§ Given exercise:
Return every line of the records below verbatim, omitting the pictures.

§ Region boundary data:
★ ★ ★ ★ ★
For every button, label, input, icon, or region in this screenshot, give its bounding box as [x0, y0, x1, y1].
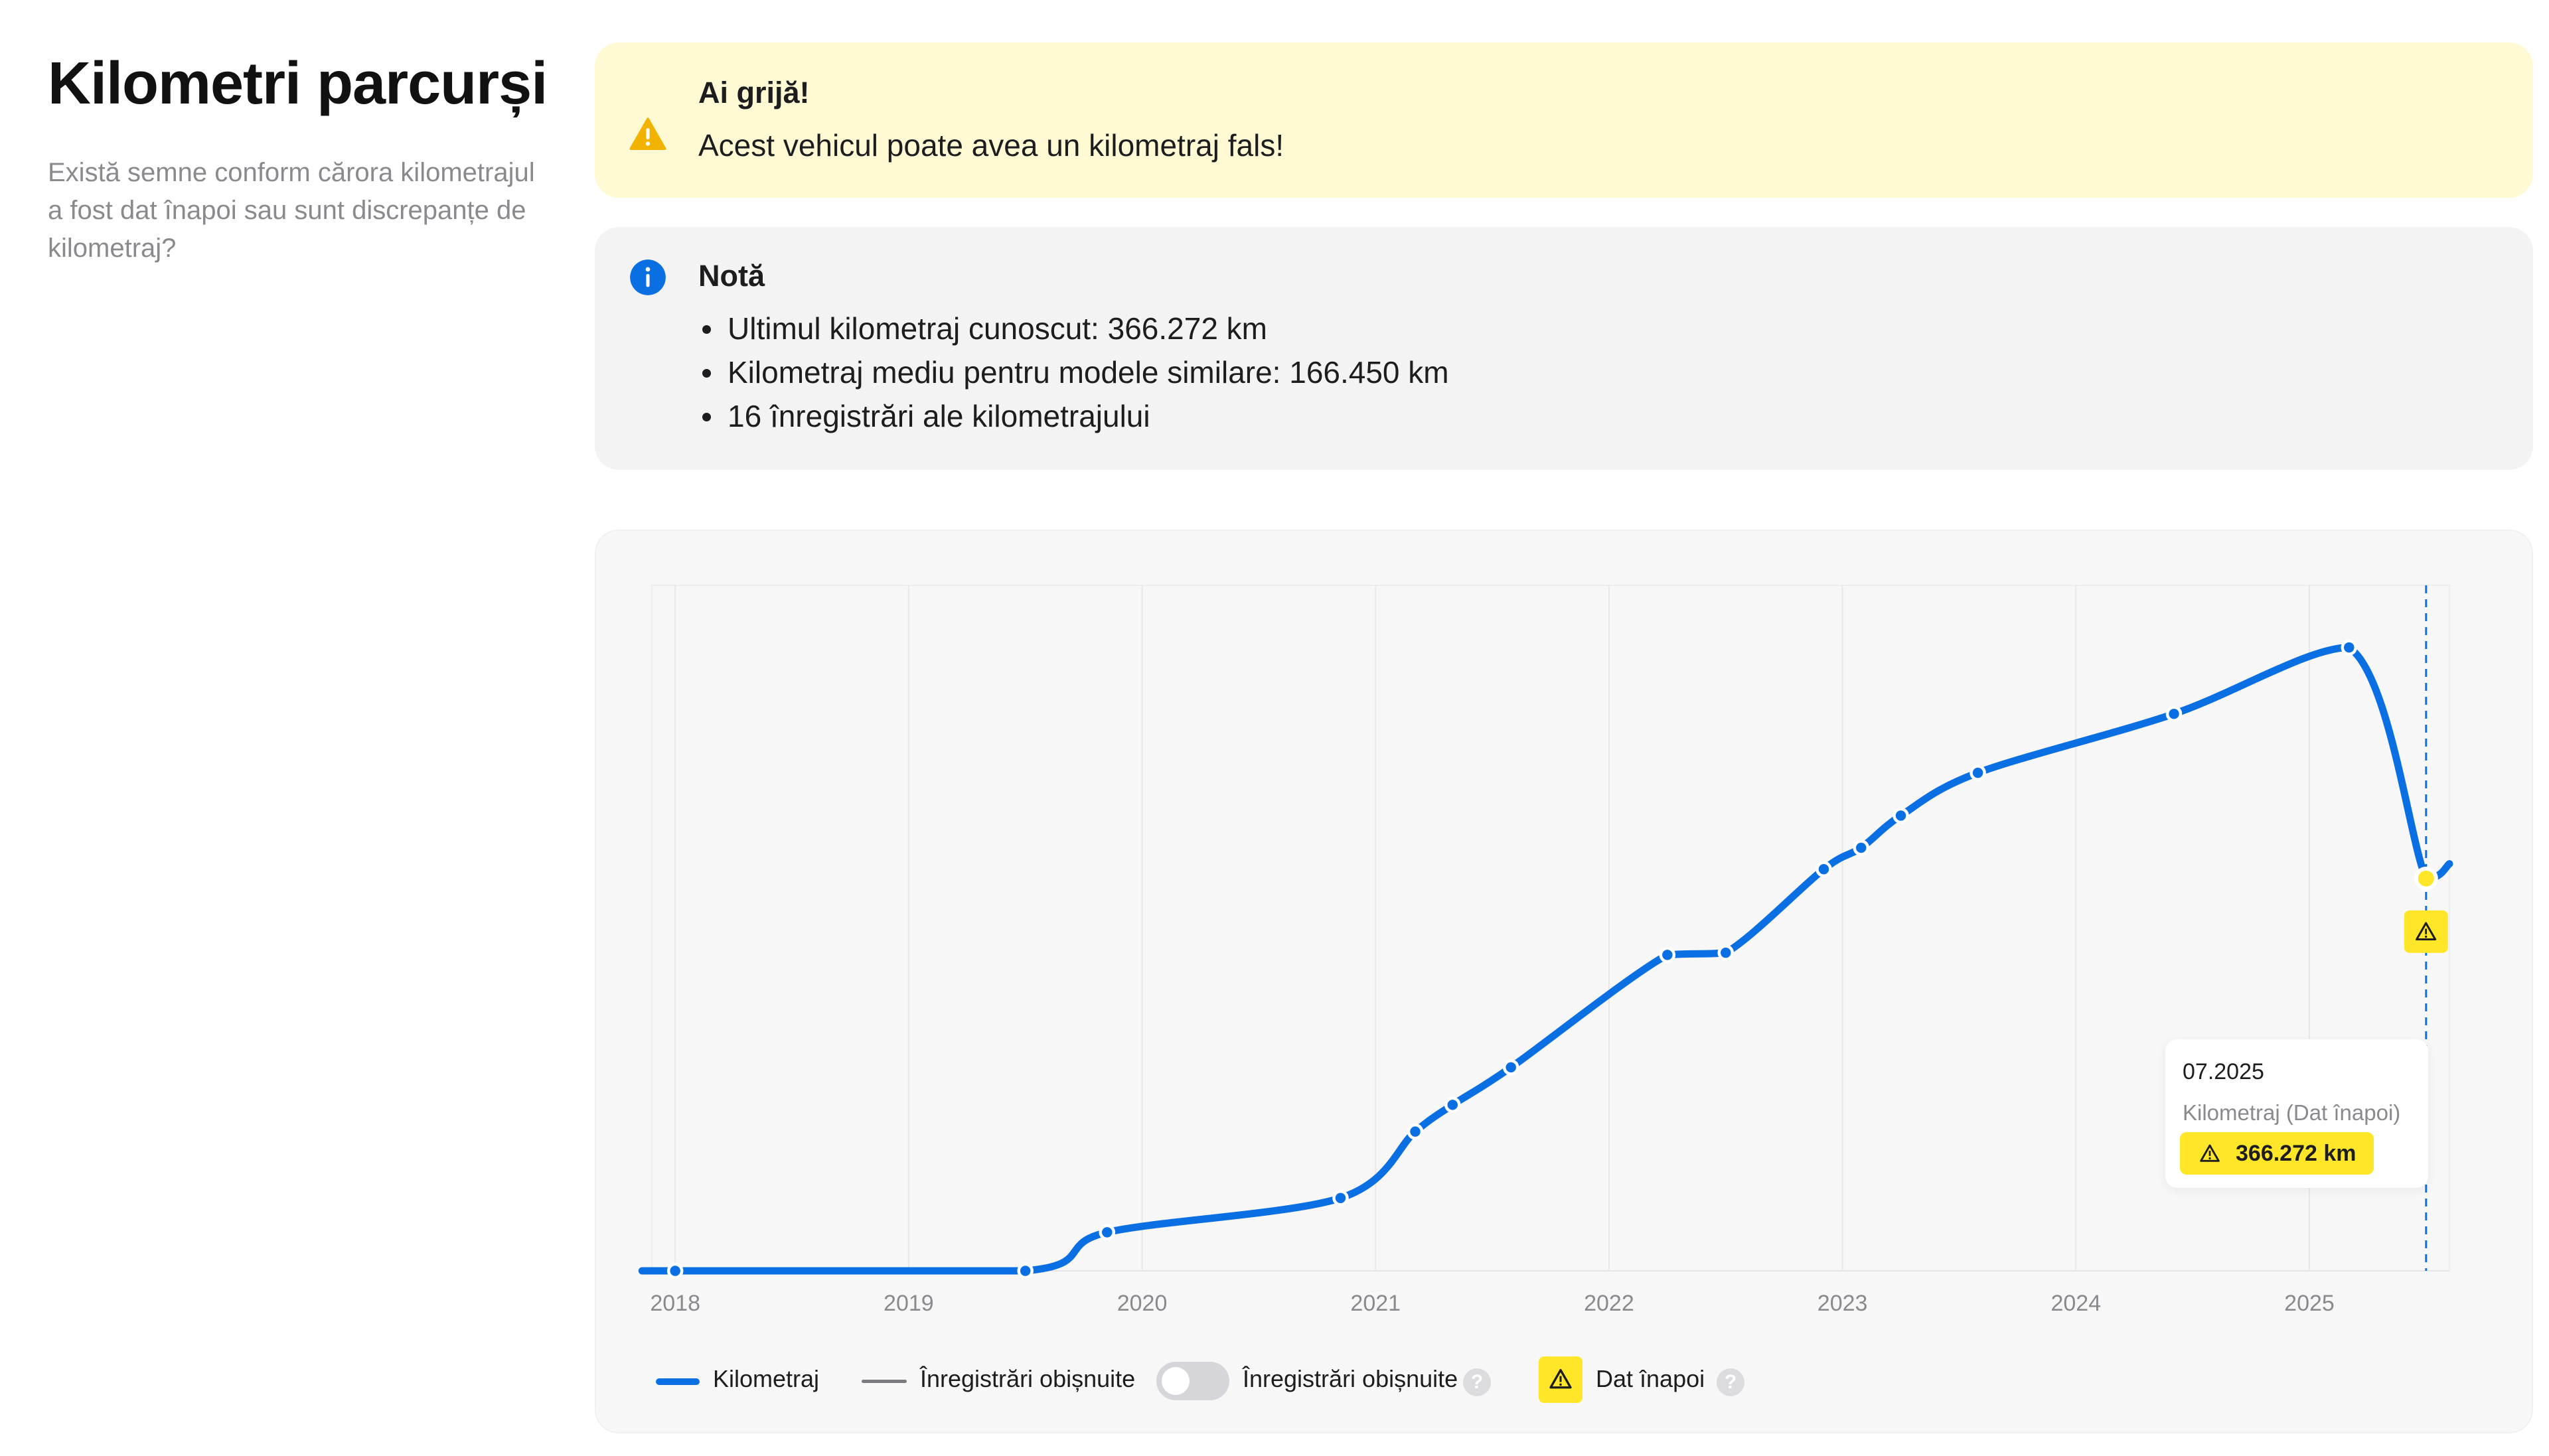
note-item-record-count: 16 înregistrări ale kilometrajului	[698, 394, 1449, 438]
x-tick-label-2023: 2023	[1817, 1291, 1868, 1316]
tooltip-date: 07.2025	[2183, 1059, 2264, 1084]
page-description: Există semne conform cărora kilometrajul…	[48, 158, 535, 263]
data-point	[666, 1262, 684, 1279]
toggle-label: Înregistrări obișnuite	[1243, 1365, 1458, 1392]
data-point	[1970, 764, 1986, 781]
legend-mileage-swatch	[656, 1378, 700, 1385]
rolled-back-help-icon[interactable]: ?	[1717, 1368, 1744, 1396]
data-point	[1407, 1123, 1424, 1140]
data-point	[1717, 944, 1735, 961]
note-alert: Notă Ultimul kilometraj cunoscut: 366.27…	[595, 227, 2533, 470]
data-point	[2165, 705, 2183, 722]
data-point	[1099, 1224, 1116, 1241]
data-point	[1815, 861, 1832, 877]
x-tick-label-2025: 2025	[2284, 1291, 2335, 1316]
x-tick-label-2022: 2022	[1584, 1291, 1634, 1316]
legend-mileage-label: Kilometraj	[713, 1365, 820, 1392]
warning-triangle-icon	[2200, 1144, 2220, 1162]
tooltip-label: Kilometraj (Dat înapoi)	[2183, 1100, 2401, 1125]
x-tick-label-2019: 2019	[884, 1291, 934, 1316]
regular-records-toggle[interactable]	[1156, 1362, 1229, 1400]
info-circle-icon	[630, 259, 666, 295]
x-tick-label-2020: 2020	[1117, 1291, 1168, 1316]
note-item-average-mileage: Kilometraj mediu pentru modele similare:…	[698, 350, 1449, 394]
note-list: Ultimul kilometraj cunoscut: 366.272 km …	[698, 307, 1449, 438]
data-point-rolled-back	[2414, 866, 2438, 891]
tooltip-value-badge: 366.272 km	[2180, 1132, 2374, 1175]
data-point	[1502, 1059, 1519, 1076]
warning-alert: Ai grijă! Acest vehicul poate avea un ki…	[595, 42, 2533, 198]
★ ★ ★ ★ ★
§ Response:
For every button, label, input, icon, or region in this screenshot, give its bounding box as [x0, y0, x1, y1].
note-item-record-count: 16 înregistrări ale kilometrajului	[698, 394, 1449, 438]
x-tick-label-2023: 2023	[1817, 1291, 1868, 1316]
tooltip-date: 07.2025	[2183, 1059, 2264, 1084]
page-description: Există semne conform cărora kilometrajul…	[48, 158, 535, 263]
data-point	[666, 1262, 684, 1279]
toggle-label: Înregistrări obișnuite	[1243, 1365, 1458, 1392]
data-point	[1970, 764, 1986, 781]
legend-mileage-swatch	[656, 1378, 700, 1385]
rolled-back-help-icon[interactable]: ?	[1717, 1368, 1744, 1396]
data-point	[1407, 1123, 1424, 1140]
data-point	[1717, 944, 1735, 961]
note-alert: Notă Ultimul kilometraj cunoscut: 366.27…	[595, 227, 2533, 470]
data-point	[2165, 705, 2183, 722]
data-point	[1099, 1224, 1116, 1241]
data-point	[1815, 861, 1832, 877]
x-tick-label-2025: 2025	[2284, 1291, 2335, 1316]
x-tick-label-2022: 2022	[1584, 1291, 1634, 1316]
legend-mileage-label: Kilometraj	[713, 1365, 820, 1392]
warning-triangle-icon	[2200, 1144, 2220, 1162]
tooltip-label: Kilometraj (Dat înapoi)	[2183, 1100, 2401, 1125]
x-tick-label-2019: 2019	[884, 1291, 934, 1316]
regular-records-toggle[interactable]	[1156, 1362, 1229, 1400]
info-circle-icon	[630, 259, 666, 295]
x-tick-label-2020: 2020	[1117, 1291, 1168, 1316]
note-item-average-mileage: Kilometraj mediu pentru modele similare:…	[698, 350, 1449, 394]
note-list: Ultimul kilometraj cunoscut: 366.272 km …	[698, 307, 1449, 438]
data-point-rolled-back	[2414, 866, 2438, 891]
tooltip-value-badge: 366.272 km	[2180, 1132, 2374, 1175]
data-point	[1502, 1059, 1519, 1076]
warning-alert: Ai grijă! Acest vehicul poate avea un ki…	[595, 42, 2533, 198]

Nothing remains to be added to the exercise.